Copy out, from the entries below, each line holding the string "image".

Provided records ->
+++++

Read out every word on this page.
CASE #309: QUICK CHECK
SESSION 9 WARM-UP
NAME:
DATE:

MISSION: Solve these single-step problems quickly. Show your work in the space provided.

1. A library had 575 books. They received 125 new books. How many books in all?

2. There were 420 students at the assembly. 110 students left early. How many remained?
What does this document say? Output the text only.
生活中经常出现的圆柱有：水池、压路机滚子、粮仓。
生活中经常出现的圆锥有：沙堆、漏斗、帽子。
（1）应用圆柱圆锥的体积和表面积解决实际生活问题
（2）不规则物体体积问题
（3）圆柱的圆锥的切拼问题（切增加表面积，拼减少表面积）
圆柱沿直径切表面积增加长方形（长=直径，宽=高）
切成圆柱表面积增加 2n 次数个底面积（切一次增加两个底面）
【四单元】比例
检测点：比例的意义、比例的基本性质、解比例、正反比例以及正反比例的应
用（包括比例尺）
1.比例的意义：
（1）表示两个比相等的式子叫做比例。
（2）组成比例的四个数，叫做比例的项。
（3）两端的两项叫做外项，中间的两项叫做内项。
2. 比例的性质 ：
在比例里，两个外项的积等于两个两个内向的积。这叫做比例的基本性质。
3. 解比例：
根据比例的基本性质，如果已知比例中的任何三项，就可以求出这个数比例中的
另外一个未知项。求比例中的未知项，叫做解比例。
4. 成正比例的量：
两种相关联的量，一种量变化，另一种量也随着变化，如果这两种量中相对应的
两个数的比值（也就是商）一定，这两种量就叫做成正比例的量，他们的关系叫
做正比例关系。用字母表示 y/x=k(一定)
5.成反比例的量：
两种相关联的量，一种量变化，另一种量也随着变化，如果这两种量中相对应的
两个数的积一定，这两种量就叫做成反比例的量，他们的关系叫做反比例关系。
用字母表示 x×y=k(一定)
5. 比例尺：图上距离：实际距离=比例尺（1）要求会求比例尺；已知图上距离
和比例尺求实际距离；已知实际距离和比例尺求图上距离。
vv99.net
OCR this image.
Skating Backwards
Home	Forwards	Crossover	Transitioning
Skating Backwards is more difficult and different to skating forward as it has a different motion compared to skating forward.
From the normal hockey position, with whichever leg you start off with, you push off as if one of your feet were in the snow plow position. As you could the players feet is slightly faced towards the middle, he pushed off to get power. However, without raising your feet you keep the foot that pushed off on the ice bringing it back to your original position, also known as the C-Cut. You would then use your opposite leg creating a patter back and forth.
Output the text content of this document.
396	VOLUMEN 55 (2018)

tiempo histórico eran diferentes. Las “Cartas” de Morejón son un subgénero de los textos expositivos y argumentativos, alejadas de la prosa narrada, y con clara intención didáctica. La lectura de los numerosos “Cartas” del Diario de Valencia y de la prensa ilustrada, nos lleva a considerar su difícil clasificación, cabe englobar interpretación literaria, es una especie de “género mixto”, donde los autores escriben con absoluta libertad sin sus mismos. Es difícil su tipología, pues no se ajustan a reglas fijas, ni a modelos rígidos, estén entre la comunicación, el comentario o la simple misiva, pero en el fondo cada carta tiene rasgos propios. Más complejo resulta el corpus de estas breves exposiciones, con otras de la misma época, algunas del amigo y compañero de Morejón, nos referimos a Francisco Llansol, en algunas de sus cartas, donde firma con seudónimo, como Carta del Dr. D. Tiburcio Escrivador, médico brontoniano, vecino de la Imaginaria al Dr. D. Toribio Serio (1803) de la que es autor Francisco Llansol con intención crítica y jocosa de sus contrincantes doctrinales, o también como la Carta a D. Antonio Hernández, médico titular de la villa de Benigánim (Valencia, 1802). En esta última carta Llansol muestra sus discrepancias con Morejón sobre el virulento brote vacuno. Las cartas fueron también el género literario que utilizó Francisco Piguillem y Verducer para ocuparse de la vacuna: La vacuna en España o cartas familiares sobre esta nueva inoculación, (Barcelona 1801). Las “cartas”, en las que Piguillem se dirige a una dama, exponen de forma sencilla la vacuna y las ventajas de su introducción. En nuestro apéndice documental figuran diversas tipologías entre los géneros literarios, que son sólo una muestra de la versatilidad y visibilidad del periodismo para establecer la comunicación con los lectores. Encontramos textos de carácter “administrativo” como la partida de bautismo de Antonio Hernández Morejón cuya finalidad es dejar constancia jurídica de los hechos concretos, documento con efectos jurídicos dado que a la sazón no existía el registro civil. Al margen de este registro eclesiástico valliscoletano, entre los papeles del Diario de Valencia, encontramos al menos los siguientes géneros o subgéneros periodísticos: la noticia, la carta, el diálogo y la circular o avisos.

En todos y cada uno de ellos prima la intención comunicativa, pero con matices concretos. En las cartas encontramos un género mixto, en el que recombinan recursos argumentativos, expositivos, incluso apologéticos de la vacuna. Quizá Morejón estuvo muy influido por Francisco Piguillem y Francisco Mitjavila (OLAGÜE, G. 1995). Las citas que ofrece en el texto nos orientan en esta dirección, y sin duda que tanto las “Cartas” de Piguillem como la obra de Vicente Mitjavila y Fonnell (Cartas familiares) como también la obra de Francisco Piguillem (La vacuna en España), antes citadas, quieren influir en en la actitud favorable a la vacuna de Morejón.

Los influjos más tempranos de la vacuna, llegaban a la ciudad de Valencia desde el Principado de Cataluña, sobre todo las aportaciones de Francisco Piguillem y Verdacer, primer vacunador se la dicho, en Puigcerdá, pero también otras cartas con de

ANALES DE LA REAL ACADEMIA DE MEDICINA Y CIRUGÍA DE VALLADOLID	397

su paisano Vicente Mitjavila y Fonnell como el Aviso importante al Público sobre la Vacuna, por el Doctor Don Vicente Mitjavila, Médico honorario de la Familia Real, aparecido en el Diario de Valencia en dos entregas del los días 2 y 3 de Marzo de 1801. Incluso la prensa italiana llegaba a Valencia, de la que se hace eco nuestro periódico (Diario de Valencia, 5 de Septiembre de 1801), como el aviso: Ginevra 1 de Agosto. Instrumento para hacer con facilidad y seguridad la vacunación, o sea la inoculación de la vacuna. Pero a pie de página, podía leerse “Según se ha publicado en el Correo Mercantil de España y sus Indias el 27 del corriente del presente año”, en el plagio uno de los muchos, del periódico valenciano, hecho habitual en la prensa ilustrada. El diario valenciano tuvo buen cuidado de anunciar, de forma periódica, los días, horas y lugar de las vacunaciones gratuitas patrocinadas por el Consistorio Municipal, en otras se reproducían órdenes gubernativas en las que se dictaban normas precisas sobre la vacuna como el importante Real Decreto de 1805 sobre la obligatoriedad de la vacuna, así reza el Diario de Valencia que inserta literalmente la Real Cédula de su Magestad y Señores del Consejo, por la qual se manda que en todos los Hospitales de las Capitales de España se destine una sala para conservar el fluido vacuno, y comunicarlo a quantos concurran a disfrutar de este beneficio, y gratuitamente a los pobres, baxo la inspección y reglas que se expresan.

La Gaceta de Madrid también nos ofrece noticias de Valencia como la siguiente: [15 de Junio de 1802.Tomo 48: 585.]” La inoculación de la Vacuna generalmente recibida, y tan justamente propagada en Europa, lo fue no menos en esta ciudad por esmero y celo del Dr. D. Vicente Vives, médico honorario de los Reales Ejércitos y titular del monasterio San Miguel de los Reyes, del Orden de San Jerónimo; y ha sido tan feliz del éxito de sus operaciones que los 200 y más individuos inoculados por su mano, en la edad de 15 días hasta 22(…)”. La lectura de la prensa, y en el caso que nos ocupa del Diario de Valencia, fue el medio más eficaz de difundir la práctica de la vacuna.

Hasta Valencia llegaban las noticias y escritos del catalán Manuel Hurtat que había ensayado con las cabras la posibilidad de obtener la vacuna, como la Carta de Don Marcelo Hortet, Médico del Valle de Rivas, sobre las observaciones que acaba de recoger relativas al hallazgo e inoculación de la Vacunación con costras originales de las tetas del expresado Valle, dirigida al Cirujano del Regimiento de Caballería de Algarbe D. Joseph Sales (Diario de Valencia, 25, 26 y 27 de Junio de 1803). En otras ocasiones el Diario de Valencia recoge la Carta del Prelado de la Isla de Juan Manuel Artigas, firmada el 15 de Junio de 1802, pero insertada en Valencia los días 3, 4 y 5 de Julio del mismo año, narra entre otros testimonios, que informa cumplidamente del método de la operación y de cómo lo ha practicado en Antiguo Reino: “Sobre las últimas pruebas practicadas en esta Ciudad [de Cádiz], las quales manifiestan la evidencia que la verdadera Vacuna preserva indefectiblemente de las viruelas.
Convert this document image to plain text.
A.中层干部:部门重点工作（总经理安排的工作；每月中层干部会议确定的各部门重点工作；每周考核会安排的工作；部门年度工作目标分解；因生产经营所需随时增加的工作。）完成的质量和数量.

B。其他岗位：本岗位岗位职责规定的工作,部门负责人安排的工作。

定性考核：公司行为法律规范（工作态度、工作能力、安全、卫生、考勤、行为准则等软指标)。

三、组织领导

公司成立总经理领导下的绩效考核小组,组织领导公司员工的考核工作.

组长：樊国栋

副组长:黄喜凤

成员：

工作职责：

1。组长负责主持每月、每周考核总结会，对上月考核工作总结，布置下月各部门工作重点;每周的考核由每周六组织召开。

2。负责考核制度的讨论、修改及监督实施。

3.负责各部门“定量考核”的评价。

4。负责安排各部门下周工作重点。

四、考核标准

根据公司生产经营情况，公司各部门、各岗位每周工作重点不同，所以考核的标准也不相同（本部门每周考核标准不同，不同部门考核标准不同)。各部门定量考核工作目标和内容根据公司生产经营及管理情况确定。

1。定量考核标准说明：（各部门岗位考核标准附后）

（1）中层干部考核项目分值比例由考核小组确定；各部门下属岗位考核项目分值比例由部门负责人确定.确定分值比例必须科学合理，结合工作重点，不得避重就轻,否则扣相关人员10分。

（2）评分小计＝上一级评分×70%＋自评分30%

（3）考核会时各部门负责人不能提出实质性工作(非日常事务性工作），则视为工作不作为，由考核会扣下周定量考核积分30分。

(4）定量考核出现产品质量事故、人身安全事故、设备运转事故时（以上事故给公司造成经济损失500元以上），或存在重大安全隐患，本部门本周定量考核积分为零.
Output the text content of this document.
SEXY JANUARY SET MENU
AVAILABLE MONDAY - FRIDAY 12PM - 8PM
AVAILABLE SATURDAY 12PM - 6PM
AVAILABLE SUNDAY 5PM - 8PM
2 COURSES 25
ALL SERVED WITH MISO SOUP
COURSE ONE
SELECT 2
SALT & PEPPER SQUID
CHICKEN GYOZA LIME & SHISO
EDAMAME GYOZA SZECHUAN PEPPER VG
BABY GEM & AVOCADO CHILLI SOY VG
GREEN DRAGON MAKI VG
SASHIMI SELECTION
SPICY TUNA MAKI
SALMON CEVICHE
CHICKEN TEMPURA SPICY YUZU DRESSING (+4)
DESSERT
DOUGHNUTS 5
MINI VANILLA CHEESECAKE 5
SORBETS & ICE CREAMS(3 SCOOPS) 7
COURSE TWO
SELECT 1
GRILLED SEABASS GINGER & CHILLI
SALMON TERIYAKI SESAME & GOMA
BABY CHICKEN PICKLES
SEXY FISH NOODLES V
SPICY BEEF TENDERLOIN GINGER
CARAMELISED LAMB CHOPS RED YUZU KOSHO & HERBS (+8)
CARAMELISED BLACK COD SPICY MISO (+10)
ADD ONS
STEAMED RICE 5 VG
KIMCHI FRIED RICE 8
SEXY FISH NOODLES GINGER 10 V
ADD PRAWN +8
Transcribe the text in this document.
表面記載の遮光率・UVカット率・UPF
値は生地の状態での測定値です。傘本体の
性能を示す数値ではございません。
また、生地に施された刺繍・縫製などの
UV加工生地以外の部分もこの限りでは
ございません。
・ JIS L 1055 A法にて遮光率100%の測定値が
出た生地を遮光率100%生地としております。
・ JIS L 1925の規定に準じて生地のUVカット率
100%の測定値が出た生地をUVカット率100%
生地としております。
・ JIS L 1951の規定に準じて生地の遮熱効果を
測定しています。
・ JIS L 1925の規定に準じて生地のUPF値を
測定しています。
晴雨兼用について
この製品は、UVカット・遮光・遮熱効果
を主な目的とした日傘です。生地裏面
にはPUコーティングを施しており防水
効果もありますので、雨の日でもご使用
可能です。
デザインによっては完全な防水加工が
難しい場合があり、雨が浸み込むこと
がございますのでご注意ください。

+++++

Full output ->
OCR this image.
Convert this document image to plain text.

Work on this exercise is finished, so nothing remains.